Exercise goal:
From the listing that follows, extract every line and set it down unaltered.
----------------
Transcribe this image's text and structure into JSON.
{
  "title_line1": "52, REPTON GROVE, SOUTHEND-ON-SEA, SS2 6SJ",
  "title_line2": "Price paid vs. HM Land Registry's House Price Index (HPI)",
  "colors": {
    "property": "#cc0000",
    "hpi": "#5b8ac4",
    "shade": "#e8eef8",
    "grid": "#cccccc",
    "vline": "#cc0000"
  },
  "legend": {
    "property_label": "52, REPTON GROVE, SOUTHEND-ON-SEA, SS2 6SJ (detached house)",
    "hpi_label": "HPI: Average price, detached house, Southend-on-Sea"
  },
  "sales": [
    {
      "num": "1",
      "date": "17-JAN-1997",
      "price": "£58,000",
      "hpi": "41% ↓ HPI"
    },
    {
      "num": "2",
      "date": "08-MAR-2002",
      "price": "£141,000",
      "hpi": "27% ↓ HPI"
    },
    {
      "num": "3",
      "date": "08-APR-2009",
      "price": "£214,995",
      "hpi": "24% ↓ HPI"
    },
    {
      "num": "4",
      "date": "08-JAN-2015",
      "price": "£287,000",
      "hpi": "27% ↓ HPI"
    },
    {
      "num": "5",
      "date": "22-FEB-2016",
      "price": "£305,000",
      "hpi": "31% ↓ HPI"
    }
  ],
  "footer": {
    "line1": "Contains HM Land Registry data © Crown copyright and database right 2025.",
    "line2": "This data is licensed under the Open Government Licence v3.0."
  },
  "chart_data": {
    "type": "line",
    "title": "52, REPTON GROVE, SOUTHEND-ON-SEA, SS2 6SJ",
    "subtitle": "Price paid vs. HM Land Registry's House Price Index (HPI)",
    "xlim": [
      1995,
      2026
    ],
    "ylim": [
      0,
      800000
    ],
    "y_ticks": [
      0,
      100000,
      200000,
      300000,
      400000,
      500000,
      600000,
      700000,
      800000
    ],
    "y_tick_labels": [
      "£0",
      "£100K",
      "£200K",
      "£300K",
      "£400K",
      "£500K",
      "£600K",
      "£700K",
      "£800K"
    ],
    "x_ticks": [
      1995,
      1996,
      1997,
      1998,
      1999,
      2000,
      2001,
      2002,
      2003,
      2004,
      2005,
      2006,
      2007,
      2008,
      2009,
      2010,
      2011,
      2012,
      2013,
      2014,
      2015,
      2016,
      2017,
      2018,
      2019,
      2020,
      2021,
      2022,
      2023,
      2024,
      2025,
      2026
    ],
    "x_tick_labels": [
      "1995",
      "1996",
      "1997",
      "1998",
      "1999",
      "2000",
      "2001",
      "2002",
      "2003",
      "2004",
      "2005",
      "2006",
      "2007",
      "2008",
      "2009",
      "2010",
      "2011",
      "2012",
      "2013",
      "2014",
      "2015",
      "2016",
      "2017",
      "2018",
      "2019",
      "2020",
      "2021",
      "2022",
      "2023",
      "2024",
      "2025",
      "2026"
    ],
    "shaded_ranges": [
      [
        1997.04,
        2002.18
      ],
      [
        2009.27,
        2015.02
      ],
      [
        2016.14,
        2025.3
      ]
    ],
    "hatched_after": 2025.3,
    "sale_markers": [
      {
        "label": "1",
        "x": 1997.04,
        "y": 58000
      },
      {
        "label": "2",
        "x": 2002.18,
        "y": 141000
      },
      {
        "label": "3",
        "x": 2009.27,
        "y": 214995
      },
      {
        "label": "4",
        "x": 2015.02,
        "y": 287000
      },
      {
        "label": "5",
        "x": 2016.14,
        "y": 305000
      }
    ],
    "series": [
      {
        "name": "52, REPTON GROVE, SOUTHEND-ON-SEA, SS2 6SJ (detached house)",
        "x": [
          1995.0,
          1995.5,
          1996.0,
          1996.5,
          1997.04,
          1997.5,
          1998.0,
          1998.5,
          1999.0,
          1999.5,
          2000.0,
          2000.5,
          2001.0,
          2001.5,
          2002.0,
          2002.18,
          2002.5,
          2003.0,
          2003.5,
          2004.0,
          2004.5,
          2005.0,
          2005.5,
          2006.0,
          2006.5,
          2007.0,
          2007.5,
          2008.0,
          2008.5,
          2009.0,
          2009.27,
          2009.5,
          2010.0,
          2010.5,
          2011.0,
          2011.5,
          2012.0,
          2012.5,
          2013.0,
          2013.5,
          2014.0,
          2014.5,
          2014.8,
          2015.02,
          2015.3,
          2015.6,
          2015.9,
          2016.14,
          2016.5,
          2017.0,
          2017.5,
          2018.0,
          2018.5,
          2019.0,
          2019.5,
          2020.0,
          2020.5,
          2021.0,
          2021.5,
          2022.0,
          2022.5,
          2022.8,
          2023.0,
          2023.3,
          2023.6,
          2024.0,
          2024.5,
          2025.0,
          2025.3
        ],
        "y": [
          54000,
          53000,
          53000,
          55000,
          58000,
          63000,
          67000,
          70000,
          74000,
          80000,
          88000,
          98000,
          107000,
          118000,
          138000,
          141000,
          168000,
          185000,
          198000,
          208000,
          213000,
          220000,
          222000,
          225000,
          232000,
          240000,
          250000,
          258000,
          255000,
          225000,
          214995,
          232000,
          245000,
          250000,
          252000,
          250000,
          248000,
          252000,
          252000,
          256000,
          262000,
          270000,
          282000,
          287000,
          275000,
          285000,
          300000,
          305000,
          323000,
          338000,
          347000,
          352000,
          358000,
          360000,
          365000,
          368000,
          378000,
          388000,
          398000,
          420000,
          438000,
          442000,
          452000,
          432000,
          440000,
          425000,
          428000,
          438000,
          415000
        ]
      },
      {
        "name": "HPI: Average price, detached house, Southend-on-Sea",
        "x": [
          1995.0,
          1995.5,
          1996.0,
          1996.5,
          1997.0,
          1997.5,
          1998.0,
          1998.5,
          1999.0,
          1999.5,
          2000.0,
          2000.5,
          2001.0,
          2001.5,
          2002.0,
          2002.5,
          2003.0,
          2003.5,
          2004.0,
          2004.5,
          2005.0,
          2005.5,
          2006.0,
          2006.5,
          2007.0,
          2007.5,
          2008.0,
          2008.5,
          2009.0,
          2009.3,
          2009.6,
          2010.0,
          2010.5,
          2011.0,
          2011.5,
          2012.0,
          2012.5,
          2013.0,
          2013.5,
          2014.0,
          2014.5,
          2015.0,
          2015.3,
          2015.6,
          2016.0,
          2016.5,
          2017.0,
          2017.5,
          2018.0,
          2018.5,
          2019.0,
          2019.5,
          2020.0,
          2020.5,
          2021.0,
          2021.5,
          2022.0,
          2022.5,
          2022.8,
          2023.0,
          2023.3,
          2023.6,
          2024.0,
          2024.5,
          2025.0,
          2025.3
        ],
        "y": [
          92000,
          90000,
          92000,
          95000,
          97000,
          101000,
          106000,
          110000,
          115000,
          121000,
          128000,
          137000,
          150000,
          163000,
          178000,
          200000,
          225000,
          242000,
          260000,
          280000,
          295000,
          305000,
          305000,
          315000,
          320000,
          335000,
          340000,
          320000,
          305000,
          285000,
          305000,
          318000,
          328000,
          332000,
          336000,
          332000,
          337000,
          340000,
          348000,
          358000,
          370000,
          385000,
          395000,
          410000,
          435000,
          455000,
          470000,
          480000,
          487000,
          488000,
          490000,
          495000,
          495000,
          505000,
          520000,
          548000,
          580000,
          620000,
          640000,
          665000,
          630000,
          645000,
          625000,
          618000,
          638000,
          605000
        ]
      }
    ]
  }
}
----------------
Solution:
Transcribe this image's text and structure into JSON.
{
  "title_line1": "52, REPTON GROVE, SOUTHEND-ON-SEA, SS2 6SJ",
  "title_line2": "Price paid vs. HM Land Registry's House Price Index (HPI)",
  "colors": {
    "property": "#cc0000",
    "hpi": "#5b8ac4",
    "shade": "#e8eef8",
    "grid": "#cccccc",
    "vline": "#cc0000"
  },
  "legend": {
    "property_label": "52, REPTON GROVE, SOUTHEND-ON-SEA, SS2 6SJ (detached house)",
    "hpi_label": "HPI: Average price, detached house, Southend-on-Sea"
  },
  "sales": [
    {
      "num": "1",
      "date": "17-JAN-1997",
      "price": "£58,000",
      "hpi": "41% ↓ HPI"
    },
    {
      "num": "2",
      "date": "08-MAR-2002",
      "price": "£141,000",
      "hpi": "27% ↓ HPI"
    },
    {
      "num": "3",
      "date": "08-APR-2009",
      "price": "£214,995",
      "hpi": "24% ↓ HPI"
    },
    {
      "num": "4",
      "date": "08-JAN-2015",
      "price": "£287,000",
      "hpi": "27% ↓ HPI"
    },
    {
      "num": "5",
      "date": "22-FEB-2016",
      "price": "£305,000",
      "hpi": "31% ↓ HPI"
    }
  ],
  "footer": {
    "line1": "Contains HM Land Registry data © Crown copyright and database right 2025.",
    "line2": "This data is licensed under the Open Government Licence v3.0."
  },
  "chart_data": {
    "type": "line",
    "title": "52, REPTON GROVE, SOUTHEND-ON-SEA, SS2 6SJ",
    "subtitle": "Price paid vs. HM Land Registry's House Price Index (HPI)",
    "xlim": [
      1995,
      2026
    ],
    "ylim": [
      0,
      800000
    ],
    "y_ticks": [
      0,
      100000,
      200000,
      300000,
      400000,
      500000,
      600000,
      700000,
      800000
    ],
    "y_tick_labels": [
      "£0",
      "£100K",
      "£200K",
      "£300K",
      "£400K",
      "£500K",
      "£600K",
      "£700K",
      "£800K"
    ],
    "x_ticks": [
      1995,
      1996,
      1997,
      1998,
      1999,
      2000,
      2001,
      2002,
      2003,
      2004,
      2005,
      2006,
      2007,
      2008,
      2009,
      2010,
      2011,
      2012,
      2013,
      2014,
      2015,
      2016,
      2017,
      2018,
      2019,
      2020,
      2021,
      2022,
      2023,
      2024,
      2025,
      2026
    ],
    "x_tick_labels": [
      "1995",
      "1996",
      "1997",
      "1998",
      "1999",
      "2000",
      "2001",
      "2002",
      "2003",
      "2004",
      "2005",
      "2006",
      "2007",
      "2008",
      "2009",
      "2010",
      "2011",
      "2012",
      "2013",
      "2014",
      "2015",
      "2016",
      "2017",
      "2018",
      "2019",
      "2020",
      "2021",
      "2022",
      "2023",
      "2024",
      "2025",
      "2026"
    ],
    "shaded_ranges": [
      [
        1997.04,
        2002.18
      ],
      [
        2009.27,
        2015.02
      ],
      [
        2016.14,
        2025.3
      ]
    ],
    "hatched_after": 2025.3,
    "sale_markers": [
      {
        "label": "1",
        "x": 1997.04,
        "y": 58000
      },
      {
        "label": "2",
        "x": 2002.18,
        "y": 141000
      },
      {
        "label": "3",
        "x": 2009.27,
        "y": 214995
      },
      {
        "label": "4",
        "x": 2015.02,
        "y": 287000
      },
      {
        "label": "5",
        "x": 2016.14,
        "y": 305000
      }
    ],
    "series": [
      {
        "name": "52, REPTON GROVE, SOUTHEND-ON-SEA, SS2 6SJ (detached house)",
        "x": [
          1995.0,
          1995.5,
          1996.0,
          1996.5,
          1997.04,
          1997.5,
          1998.0,
          1998.5,
          1999.0,
          1999.5,
          2000.0,
          2000.5,
          2001.0,
          2001.5,
          2002.0,
          2002.18,
          2002.5,
          2003.0,
          2003.5,
          2004.0,
          2004.5,
          2005.0,
          2005.5,
          2006.0,
          2006.5,
          2007.0,
          2007.5,
          2008.0,
          2008.5,
          2009.0,
          2009.27,
          2009.5,
          2010.0,
          2010.5,
          2011.0,
          2011.5,
          2012.0,
          2012.5,
          2013.0,
          2013.5,
          2014.0,
          2014.5,
          2014.8,
          2015.02,
          2015.3,
          2015.6,
          2015.9,
          2016.14,
          2016.5,
          2017.0,
          2017.5,
          2018.0,
          2018.5,
          2019.0,
          2019.5,
          2020.0,
          2020.5,
          2021.0,
          2021.5,
          2022.0,
          2022.5,
          2022.8,
          2023.0,
          2023.3,
          2023.6,
          2024.0,
          2024.5,
          2025.0,
          2025.3
        ],
        "y": [
          54000,
          53000,
          53000,
          55000,
          58000,
          63000,
          67000,
          70000,
          74000,
          80000,
          88000,
          98000,
          107000,
          118000,
          138000,
          141000,
          168000,
          185000,
          198000,
          208000,
          213000,
          220000,
          222000,
          225000,
          232000,
          240000,
          250000,
          258000,
          255000,
          225000,
          214995,
          232000,
          245000,
          250000,
          252000,
          250000,
          248000,
          252000,
          252000,
          256000,
          262000,
          270000,
          282000,
          287000,
          275000,
          285000,
          300000,
          305000,
          323000,
          338000,
          347000,
          352000,
          358000,
          360000,
          365000,
          368000,
          378000,
          388000,
          398000,
          420000,
          438000,
          442000,
          452000,
          432000,
          440000,
          425000,
          428000,
          438000,
          415000
        ]
      },
      {
        "name": "HPI: Average price, detached house, Southend-on-Sea",
        "x": [
          1995.0,
          1995.5,
          1996.0,
          1996.5,
          1997.0,
          1997.5,
          1998.0,
          1998.5,
          1999.0,
          1999.5,
          2000.0,
          2000.5,
          2001.0,
          2001.5,
          2002.0,
          2002.5,
          2003.0,
          2003.5,
          2004.0,
          2004.5,
          2005.0,
          2005.5,
          2006.0,
          2006.5,
          2007.0,
          2007.5,
          2008.0,
          2008.5,
          2009.0,
          2009.3,
          2009.6,
          2010.0,
          2010.5,
          2011.0,
          2011.5,
          2012.0,
          2012.5,
          2013.0,
          2013.5,
          2014.0,
          2014.5,
          2015.0,
          2015.3,
          2015.6,
          2016.0,
          2016.5,
          2017.0,
          2017.5,
          2018.0,
          2018.5,
          2019.0,
          2019.5,
          2020.0,
          2020.5,
          2021.0,
          2021.5,
          2022.0,
          2022.5,
          2022.8,
          2023.0,
          2023.3,
          2023.6,
          2024.0,
          2024.5,
          2025.0,
          2025.3
        ],
        "y": [
          92000,
          90000,
          92000,
          95000,
          97000,
          101000,
          106000,
          110000,
          115000,
          121000,
          128000,
          137000,
          150000,
          163000,
          178000,
          200000,
          225000,
          242000,
          260000,
          280000,
          295000,
          305000,
          305000,
          315000,
          320000,
          335000,
          340000,
          320000,
          305000,
          285000,
          305000,
          318000,
          328000,
          332000,
          336000,
          332000,
          337000,
          340000,
          348000,
          358000,
          370000,
          385000,
          395000,
          410000,
          435000,
          455000,
          470000,
          480000,
          487000,
          488000,
          490000,
          495000,
          495000,
          505000,
          520000,
          548000,
          580000,
          620000,
          640000,
          665000,
          630000,
          645000,
          625000,
          618000,
          638000,
          605000
        ]
      }
    ]
  }
}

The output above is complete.